Passage to read:
Begin
Even stranger is the place where this momentous event occurs: deep in the heart of the desert. We don’t even know exactly where Mount Sinai is, and amazingly, we gave it away in the peace accord with Egypt and no one even noticed! 

The giving of the Torah has no date and no place. 

And that is precisely the point. Torah is the recipe we are given to make the world a better place. It is the sum total of why we are here and how we can make a difference. The Torah is essentially one long love-letter written by G-d, for us, all of us. It contains the secrets of how we can tap into who we are, and become all that we can be.

And of course, if the Torah is about discovering who we are, about being and becoming, then that can never be about a specific time or place.

Nonetheless, we receive this beautiful treasure in the desert, because sometimes, in order to take a good look at who we are and who we need to become, we need to find a little bit of desert.

So many experiences in Judaism are about getting beyond time and space. On Shabbat, we step back from the week, and experience the joyful opportunity to take a good look at where we are and where we are headed. Traditionally, we take a little time in the allegorical desert every morning, in prayer, to consider, again, where we really are, and where we hope to go.
End
Tasks to perform:
1: Translate this sentence from the passage on the giving of the Torah into Spanish: "The giving of the Torah has no date and no place."
2: Carry on the reflection about receiving the Torah in the desert, starting after its last sentence.

Supplied records:
Begin
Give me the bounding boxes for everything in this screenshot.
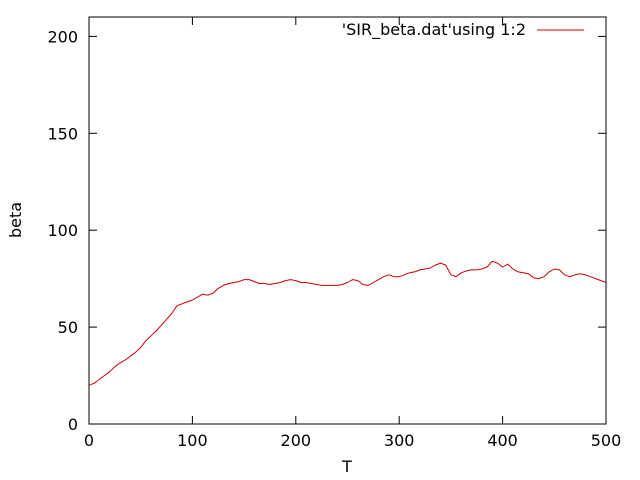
x-axis-label: T [341,457,352,476]
y-tick-label: 100 [47,221,78,240]
y-axis-label: beta [6,202,25,238]
legend: 'SIR_beta.dat'using 1:2 [342,20,584,40]
y-tick-label: 0 [68,415,78,434]
y-tick-label: 200 [47,27,78,46]
y-tick-label: 50 [58,318,78,337]
x-tick-label: 300 [384,431,415,450]
x-tick-label: 400 [487,431,518,450]
series-layer [88,260,607,386]
series-line-0 [88,260,607,386]
x-tick-label: 500 [591,431,622,450]
x-tick-label: 200 [281,431,312,450]
y-tick-label: 150 [47,124,78,143]
x-axis: 0 100 200 300 400 500 [84,17,621,450]
plot-border [88,16,607,425]
legend-label: 'SIR_beta.dat'using 1:2 [342,20,526,40]
x-tick-label: 0 [84,431,94,450]
x-tick-label: 100 [177,431,208,450]
y-axis: 0 50 100 150 200 [47,27,606,434]
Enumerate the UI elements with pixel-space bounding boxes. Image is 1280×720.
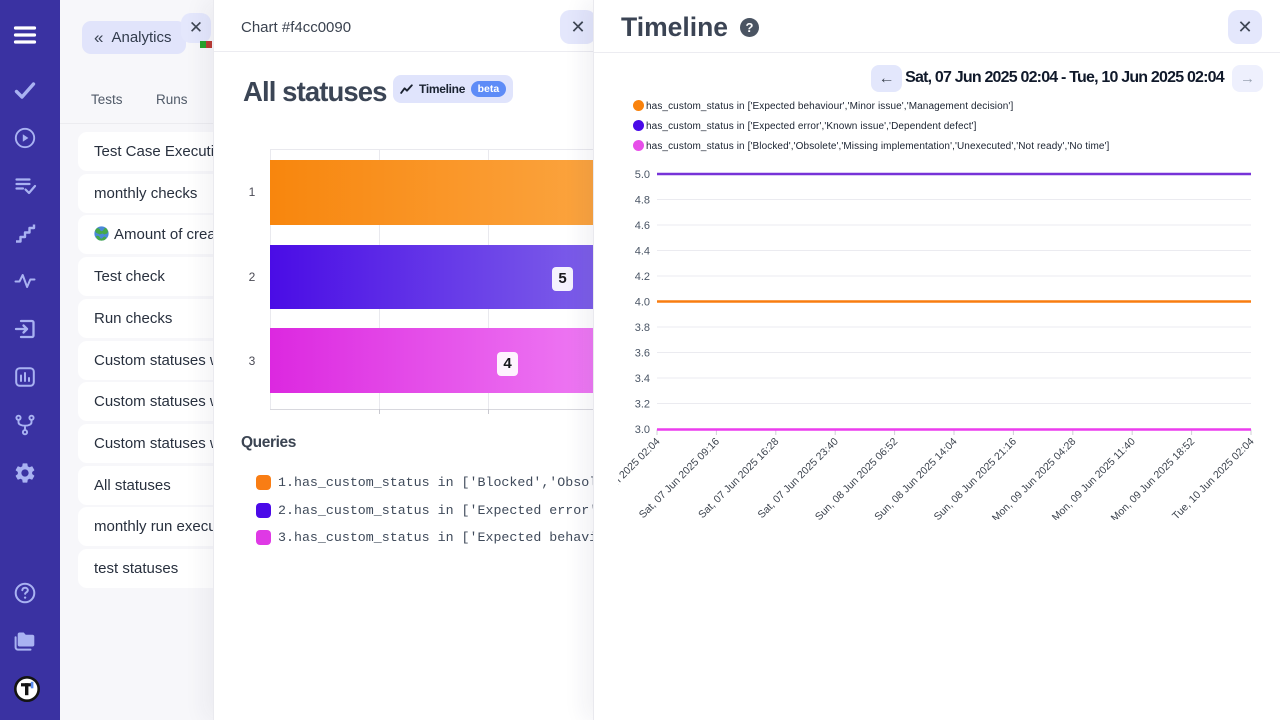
svg-text:3.6: 3.6 xyxy=(635,347,650,359)
svg-text:3.8: 3.8 xyxy=(635,322,650,334)
svg-text:4.6: 4.6 xyxy=(635,220,650,232)
svg-text:4.0: 4.0 xyxy=(635,296,650,308)
svg-text:4.4: 4.4 xyxy=(635,245,650,257)
svg-text:5.0: 5.0 xyxy=(635,169,650,181)
svg-text:3.2: 3.2 xyxy=(635,398,650,410)
svg-text:3.0: 3.0 xyxy=(635,424,650,436)
svg-text:4.8: 4.8 xyxy=(635,194,650,206)
svg-text:4.2: 4.2 xyxy=(635,271,650,283)
svg-text:3.4: 3.4 xyxy=(635,373,650,385)
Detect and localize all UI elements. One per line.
End
Responses:
1: La entrega de la Torá no tiene fecha ni lugar.

2:
But make no mistake about it. Judaism is not about staying in the desert. We don’t believe in staying up on the monastic mountain. 

The Jewish people travel, ultimately, for 40 years, to arrive in the Land of Israel. To be a nation, you need a place you can call home.

In fact, one of the most basic rules in life, an essential piece of achieving one’s goals and getting organized, is that everything needs a place.

• • •

When something has a place, you can always find it when you need it. And so that it will always be there to achieve its purpose in this world. This is true for files, household items, for everything in life.

And it is true for people as well. We all need our place in the world. So many people in this world are still searching and have not yet found their place.

Which is why the festival of Shavuot follows Pesach: If Pesach is about freedom, Shavuot is about what to do with it. Judaism has never believed in freedom for freedom’s sake. The Jewish notion is ‘freedom for.’ And so we arrive at Sinai, an unknown mountain deep in the heart of no-place, to discover why we got out of Egypt. We all have our own personal Egypt, and it is so hard to get beyond it. Often, it seems we can’t do it alone, and even if we could get out, then what? What would we do with our new freedom?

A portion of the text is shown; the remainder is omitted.